**Aim**.
Write out the data again exactly, skipping every picture.

**The data**.
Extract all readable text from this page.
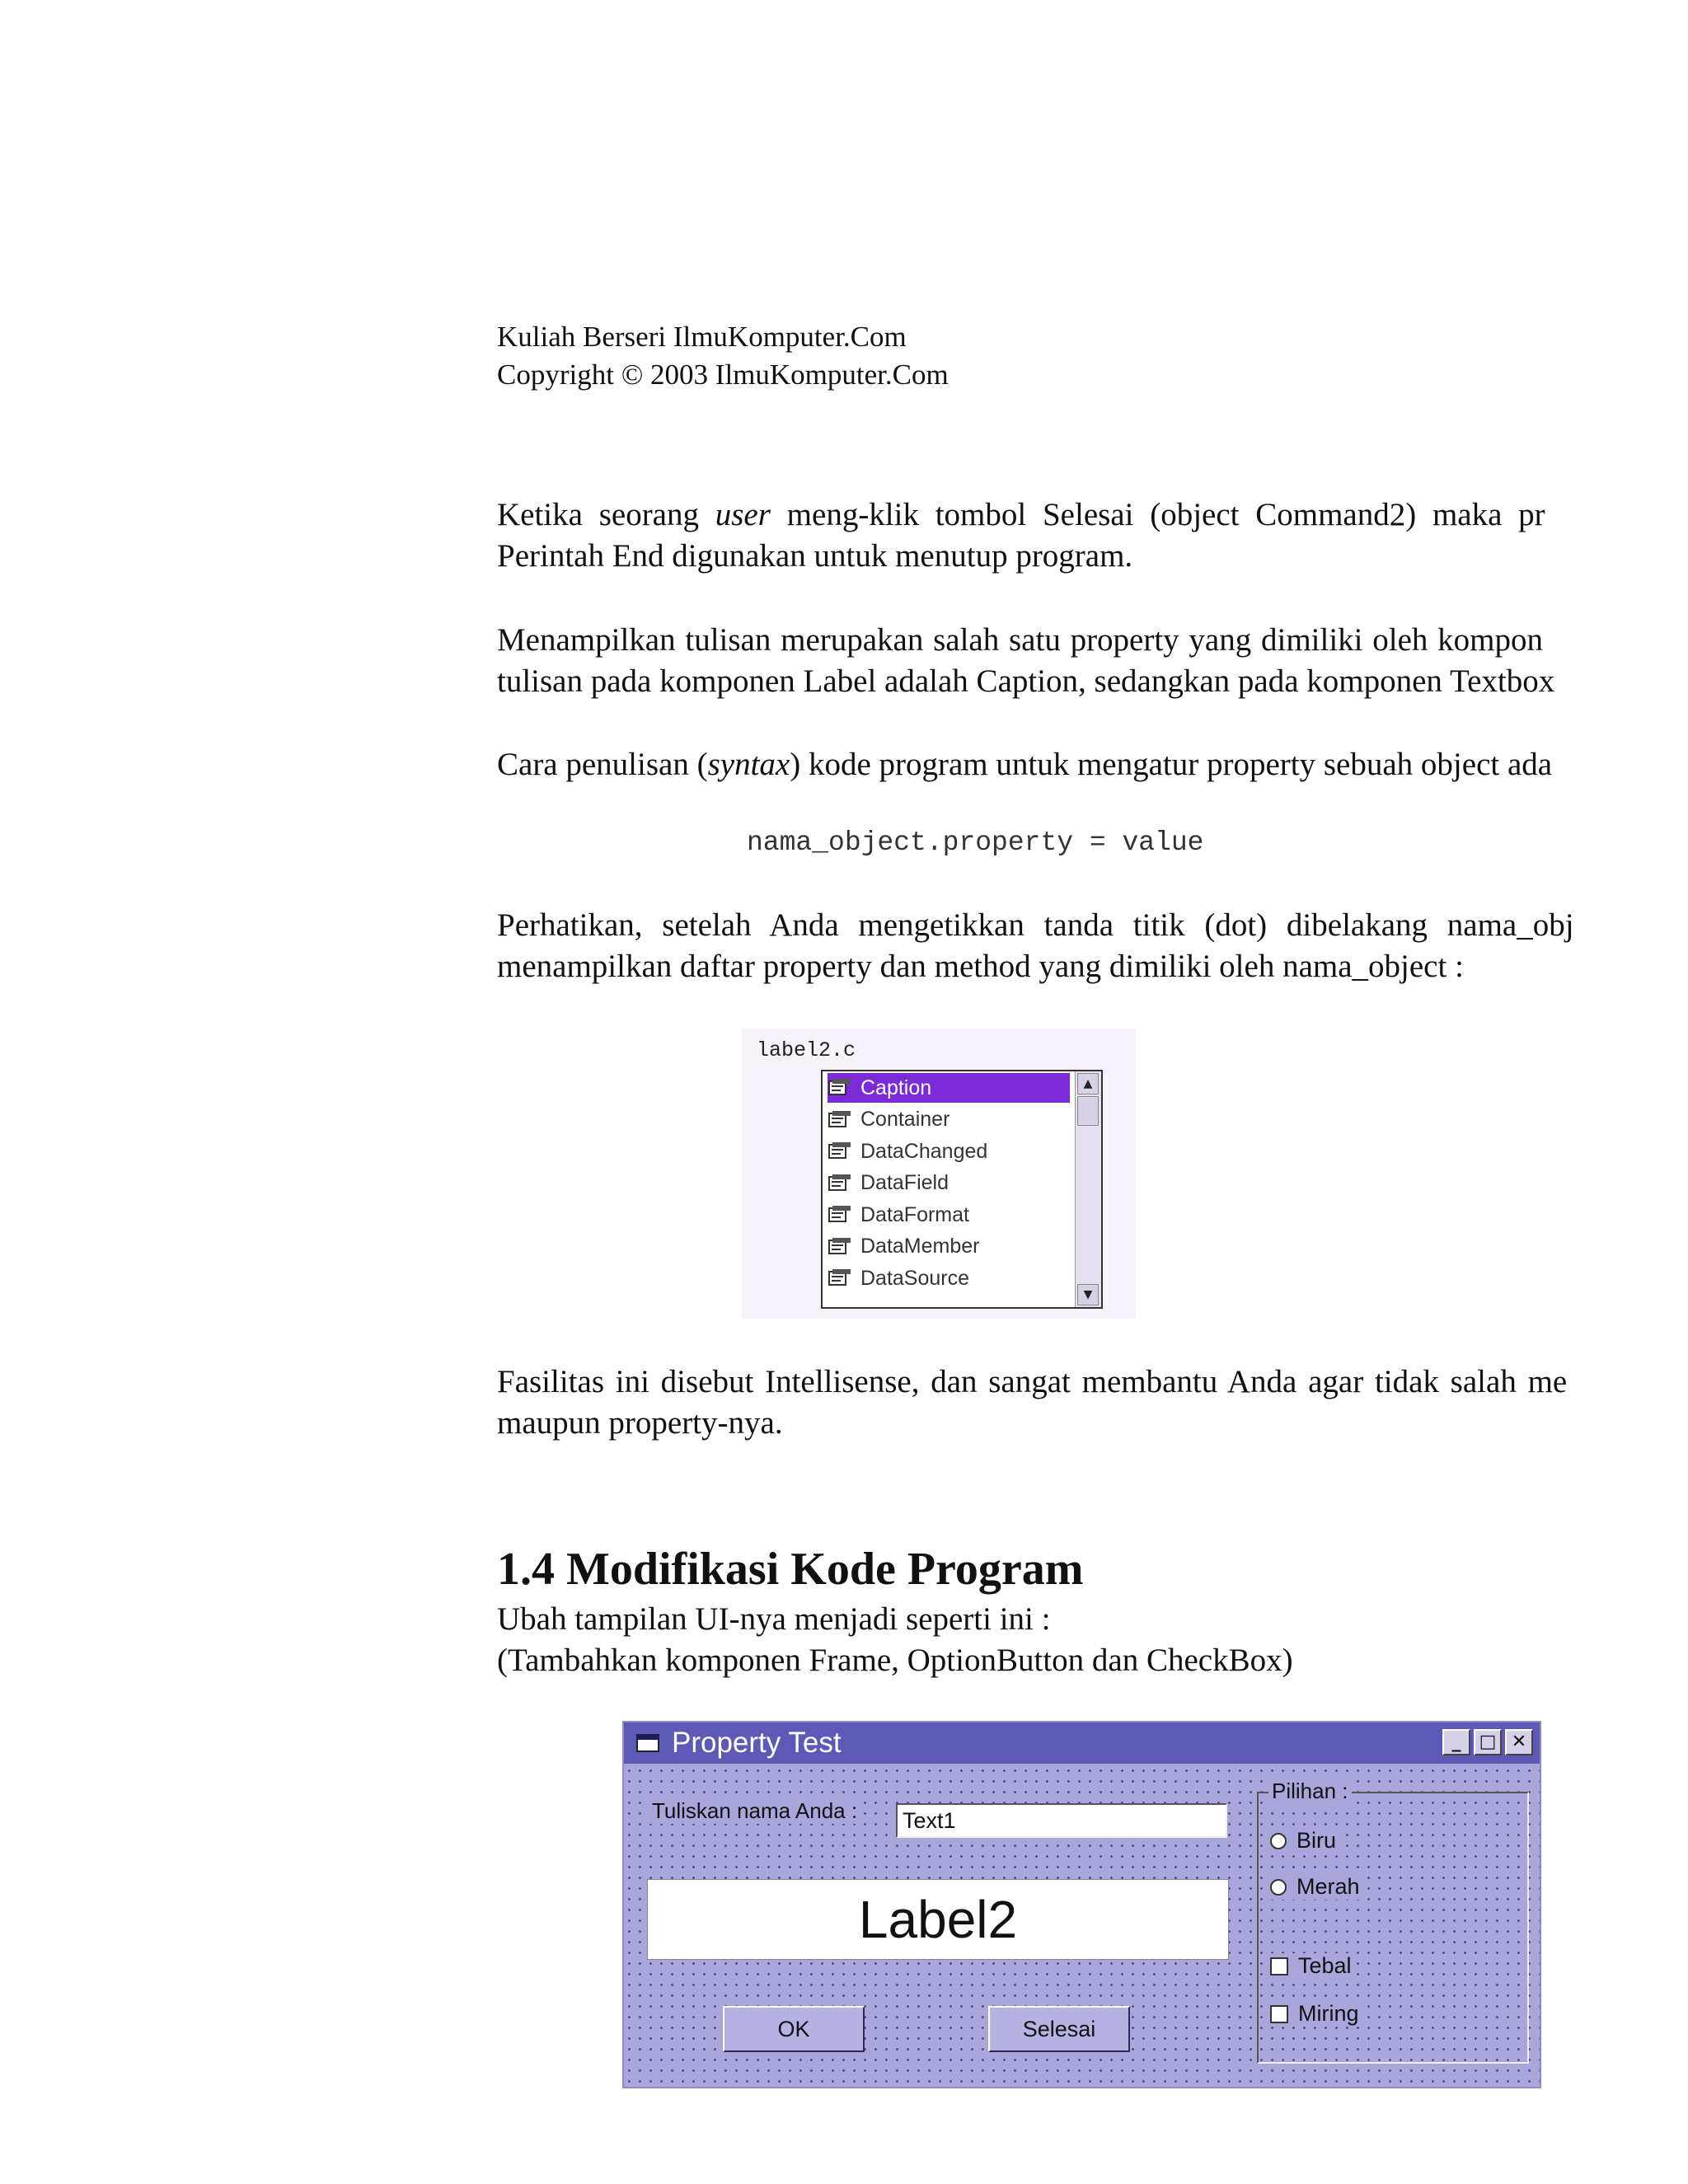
Kuliah Berseri IlmuKomputer.Com
Copyright © 2003 IlmuKomputer.Com
Ketika seorang user meng-klik tombol Selesai (object Command2) maka pr
Perintah End digunakan untuk menutup program.
Menampilkan tulisan merupakan salah satu property yang dimiliki oleh kompon
tulisan pada komponen Label adalah Caption, sedangkan pada komponen Textbox
Cara penulisan (syntax) kode program untuk mengatur property sebuah object ada
nama_object.property = value
Perhatikan, setelah Anda mengetikkan tanda titik (dot) dibelakang nama_obj
menampilkan daftar property dan method yang dimiliki oleh nama_object :
label2.c
Caption
Container
DataChanged
DataField
DataFormat
DataMember
DataSource
▲
▼
Fasilitas ini disebut Intellisense, dan sangat membantu Anda agar tidak salah me
maupun property-nya.
1.4 Modifikasi Kode Program
Ubah tampilan UI-nya menjadi seperti ini :
(Tambahkan komponen Frame, OptionButton dan CheckBox)
Property Test	_	□ ✕
Tuliskan nama Anda : Text1
Label2
OK	Selesai
Pilihan :
Biru
Merah
Tebal
Miring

**Written reply**.
Extract all readable text from this page.
Kuliah Berseri IlmuKomputer.Com
Copyright © 2003 IlmuKomputer.Com
Ketika seorang user meng-klik tombol Selesai (object Command2) maka pr
Perintah End digunakan untuk menutup program.
Menampilkan tulisan merupakan salah satu property yang dimiliki oleh kompon
tulisan pada komponen Label adalah Caption, sedangkan pada komponen Textbox
Cara penulisan (syntax) kode program untuk mengatur property sebuah object ada
nama_object.property = value
Perhatikan, setelah Anda mengetikkan tanda titik (dot) dibelakang nama_obj
menampilkan daftar property dan method yang dimiliki oleh nama_object :
label2.c
Caption
Container
DataChanged
DataField
DataFormat
DataMember
DataSource
▲
▼
Fasilitas ini disebut Intellisense, dan sangat membantu Anda agar tidak salah me
maupun property-nya.
1.4 Modifikasi Kode Program
Ubah tampilan UI-nya menjadi seperti ini :
(Tambahkan komponen Frame, OptionButton dan CheckBox)
Property Test	_	□ ✕
Tuliskan nama Anda : Text1
Label2
OK	Selesai
Pilihan :
Biru
Merah
Tebal
Miring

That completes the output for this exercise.